Task objective: Transcribe every record that appears below, exactly and in full.

········

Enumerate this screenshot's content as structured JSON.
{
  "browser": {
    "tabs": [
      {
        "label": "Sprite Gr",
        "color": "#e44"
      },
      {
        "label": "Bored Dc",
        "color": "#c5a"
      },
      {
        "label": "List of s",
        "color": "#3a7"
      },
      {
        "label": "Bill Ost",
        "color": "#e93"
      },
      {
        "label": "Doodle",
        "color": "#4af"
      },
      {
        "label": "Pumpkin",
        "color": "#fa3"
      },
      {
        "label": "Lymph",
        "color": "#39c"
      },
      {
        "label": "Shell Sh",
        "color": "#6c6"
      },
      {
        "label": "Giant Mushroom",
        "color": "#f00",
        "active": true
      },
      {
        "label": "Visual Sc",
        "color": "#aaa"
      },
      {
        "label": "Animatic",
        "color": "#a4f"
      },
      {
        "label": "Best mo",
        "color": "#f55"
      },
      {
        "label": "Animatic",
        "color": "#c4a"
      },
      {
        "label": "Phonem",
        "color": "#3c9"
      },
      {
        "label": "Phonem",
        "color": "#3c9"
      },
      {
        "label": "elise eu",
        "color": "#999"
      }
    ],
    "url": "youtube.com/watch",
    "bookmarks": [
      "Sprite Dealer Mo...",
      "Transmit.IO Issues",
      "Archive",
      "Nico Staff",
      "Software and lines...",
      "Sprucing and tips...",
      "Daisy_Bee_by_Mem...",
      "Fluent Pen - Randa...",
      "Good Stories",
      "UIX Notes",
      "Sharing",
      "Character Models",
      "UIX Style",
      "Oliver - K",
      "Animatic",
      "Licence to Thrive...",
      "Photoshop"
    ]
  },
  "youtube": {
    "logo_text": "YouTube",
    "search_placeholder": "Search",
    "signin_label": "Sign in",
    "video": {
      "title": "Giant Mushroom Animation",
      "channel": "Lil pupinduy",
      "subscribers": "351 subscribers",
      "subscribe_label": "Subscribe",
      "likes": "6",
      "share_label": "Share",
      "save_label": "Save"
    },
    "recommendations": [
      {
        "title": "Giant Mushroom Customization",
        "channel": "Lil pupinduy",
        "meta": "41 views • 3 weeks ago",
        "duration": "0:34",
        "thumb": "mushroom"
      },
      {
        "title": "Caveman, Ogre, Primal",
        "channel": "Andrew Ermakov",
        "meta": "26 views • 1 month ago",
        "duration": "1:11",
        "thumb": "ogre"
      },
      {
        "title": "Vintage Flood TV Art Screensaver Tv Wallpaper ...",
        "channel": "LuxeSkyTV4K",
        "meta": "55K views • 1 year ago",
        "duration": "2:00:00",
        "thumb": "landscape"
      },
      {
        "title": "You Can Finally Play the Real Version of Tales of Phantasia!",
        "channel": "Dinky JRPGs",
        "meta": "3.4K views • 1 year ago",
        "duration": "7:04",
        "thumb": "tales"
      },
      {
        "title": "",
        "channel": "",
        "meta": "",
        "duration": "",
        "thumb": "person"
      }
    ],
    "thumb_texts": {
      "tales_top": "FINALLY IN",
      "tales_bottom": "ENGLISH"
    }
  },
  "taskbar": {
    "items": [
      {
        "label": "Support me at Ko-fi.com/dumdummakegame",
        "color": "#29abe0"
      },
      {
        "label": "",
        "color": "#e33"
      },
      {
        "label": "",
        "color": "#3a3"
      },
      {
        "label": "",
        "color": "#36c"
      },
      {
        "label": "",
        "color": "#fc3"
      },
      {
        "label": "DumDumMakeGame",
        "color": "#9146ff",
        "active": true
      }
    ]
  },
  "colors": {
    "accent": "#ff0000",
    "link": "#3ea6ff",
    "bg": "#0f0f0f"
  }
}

········

Worked solution:
Enumerate this screenshot's content as structured JSON.
{
  "browser": {
    "tabs": [
      {
        "label": "Sprite Gr",
        "color": "#e44"
      },
      {
        "label": "Bored Dc",
        "color": "#c5a"
      },
      {
        "label": "List of s",
        "color": "#3a7"
      },
      {
        "label": "Bill Ost",
        "color": "#e93"
      },
      {
        "label": "Doodle",
        "color": "#4af"
      },
      {
        "label": "Pumpkin",
        "color": "#fa3"
      },
      {
        "label": "Lymph",
        "color": "#39c"
      },
      {
        "label": "Shell Sh",
        "color": "#6c6"
      },
      {
        "label": "Giant Mushroom",
        "color": "#f00",
        "active": true
      },
      {
        "label": "Visual Sc",
        "color": "#aaa"
      },
      {
        "label": "Animatic",
        "color": "#a4f"
      },
      {
        "label": "Best mo",
        "color": "#f55"
      },
      {
        "label": "Animatic",
        "color": "#c4a"
      },
      {
        "label": "Phonem",
        "color": "#3c9"
      },
      {
        "label": "Phonem",
        "color": "#3c9"
      },
      {
        "label": "elise eu",
        "color": "#999"
      }
    ],
    "url": "youtube.com/watch",
    "bookmarks": [
      "Sprite Dealer Mo...",
      "Transmit.IO Issues",
      "Archive",
      "Nico Staff",
      "Software and lines...",
      "Sprucing and tips...",
      "Daisy_Bee_by_Mem...",
      "Fluent Pen - Randa...",
      "Good Stories",
      "UIX Notes",
      "Sharing",
      "Character Models",
      "UIX Style",
      "Oliver - K",
      "Animatic",
      "Licence to Thrive...",
      "Photoshop"
    ]
  },
  "youtube": {
    "logo_text": "YouTube",
    "search_placeholder": "Search",
    "signin_label": "Sign in",
    "video": {
      "title": "Giant Mushroom Animation",
      "channel": "Lil pupinduy",
      "subscribers": "351 subscribers",
      "subscribe_label": "Subscribe",
      "likes": "6",
      "share_label": "Share",
      "save_label": "Save"
    },
    "recommendations": [
      {
        "title": "Giant Mushroom Customization",
        "channel": "Lil pupinduy",
        "meta": "41 views • 3 weeks ago",
        "duration": "0:34",
        "thumb": "mushroom"
      },
      {
        "title": "Caveman, Ogre, Primal",
        "channel": "Andrew Ermakov",
        "meta": "26 views • 1 month ago",
        "duration": "1:11",
        "thumb": "ogre"
      },
      {
        "title": "Vintage Flood TV Art Screensaver Tv Wallpaper ...",
        "channel": "LuxeSkyTV4K",
        "meta": "55K views • 1 year ago",
        "duration": "2:00:00",
        "thumb": "landscape"
      },
      {
        "title": "You Can Finally Play the Real Version of Tales of Phantasia!",
        "channel": "Dinky JRPGs",
        "meta": "3.4K views • 1 year ago",
        "duration": "7:04",
        "thumb": "tales"
      },
      {
        "title": "",
        "channel": "",
        "meta": "",
        "duration": "",
        "thumb": "person"
      }
    ],
    "thumb_texts": {
      "tales_top": "FINALLY IN",
      "tales_bottom": "ENGLISH"
    }
  },
  "taskbar": {
    "items": [
      {
        "label": "Support me at Ko-fi.com/dumdummakegame",
        "color": "#29abe0"
      },
      {
        "label": "",
        "color": "#e33"
      },
      {
        "label": "",
        "color": "#3a3"
      },
      {
        "label": "",
        "color": "#36c"
      },
      {
        "label": "",
        "color": "#fc3"
      },
      {
        "label": "DumDumMakeGame",
        "color": "#9146ff",
        "active": true
      }
    ]
  },
  "colors": {
    "accent": "#ff0000",
    "link": "#3ea6ff",
    "bg": "#0f0f0f"
  }
}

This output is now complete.